→ **Do this**: Copy out word for word the stretch from "5. Black Moon" through "classic, Black Moon." in the cult-movie list below.

10 Great Cult Movies You’ve Probably Never Seen

5. Black Moon (1975)

blackmoon

Black Moon exists in a strange conjunction between famed “Through the Looking-Glass” scribe Lewis Carroll and French New Wave auteur Louis Malle. As unpredictable a filmmaker as ever, Malle decided to follow-up his very well-received 1974 war drama Lacombe Lucien with this offbeat and utterly bewitching dive down the rabbit hole, the “what-the-eff-did-I-just-watch?” cult classic, Black Moon.

Starring Cathryn Harrison as lovely young Lily, a refugee fleeing what appears to be a mysterious and very menacing gender-based war being waged in an otherwise bucolic country setting. Hiding in a remote farmhouse that she quite literally stumbles upon, Lily soon finds herself entangled in the surreal and upsetting domestic life of an acutely eccentric family.

→ **Data excerpt**:
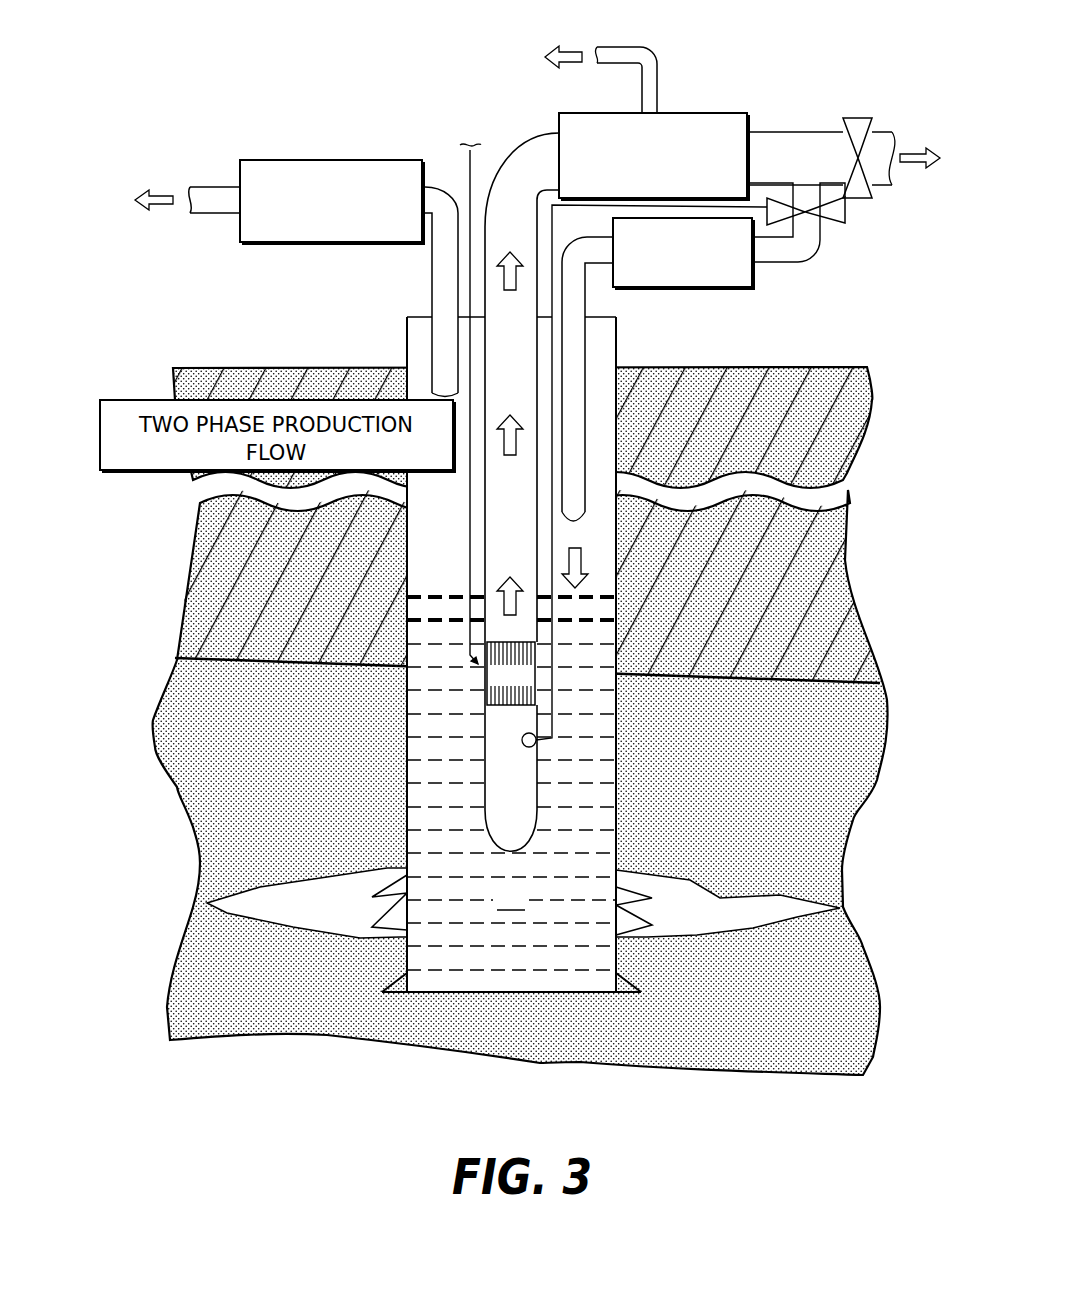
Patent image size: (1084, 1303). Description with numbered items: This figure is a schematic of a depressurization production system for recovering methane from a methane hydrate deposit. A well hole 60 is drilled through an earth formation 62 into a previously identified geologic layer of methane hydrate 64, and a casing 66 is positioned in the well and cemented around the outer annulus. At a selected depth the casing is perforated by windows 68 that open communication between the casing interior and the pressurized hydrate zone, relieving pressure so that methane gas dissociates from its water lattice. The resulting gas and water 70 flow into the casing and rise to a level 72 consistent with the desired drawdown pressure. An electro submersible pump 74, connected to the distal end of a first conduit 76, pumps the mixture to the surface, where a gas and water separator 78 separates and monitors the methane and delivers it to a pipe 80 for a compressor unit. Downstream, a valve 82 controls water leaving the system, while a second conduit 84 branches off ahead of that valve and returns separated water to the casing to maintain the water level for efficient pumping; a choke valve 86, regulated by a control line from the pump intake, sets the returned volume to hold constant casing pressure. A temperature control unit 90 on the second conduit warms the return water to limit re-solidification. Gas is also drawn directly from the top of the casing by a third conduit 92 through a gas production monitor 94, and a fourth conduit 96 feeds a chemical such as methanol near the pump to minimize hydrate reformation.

→ **Written reply**:
5. Black Moon (1975)

blackmoon

Black Moon exists in a strange conjunction between famed “Through the Looking-Glass” scribe Lewis Carroll and French New Wave auteur Louis Malle. As unpredictable a filmmaker as ever, Malle decided to follow-up his very well-received 1974 war drama Lacombe Lucien with this offbeat and utterly bewitching dive down the rabbit hole, the “what-the-eff-did-I-just-watch?” cult classic, Black Moon.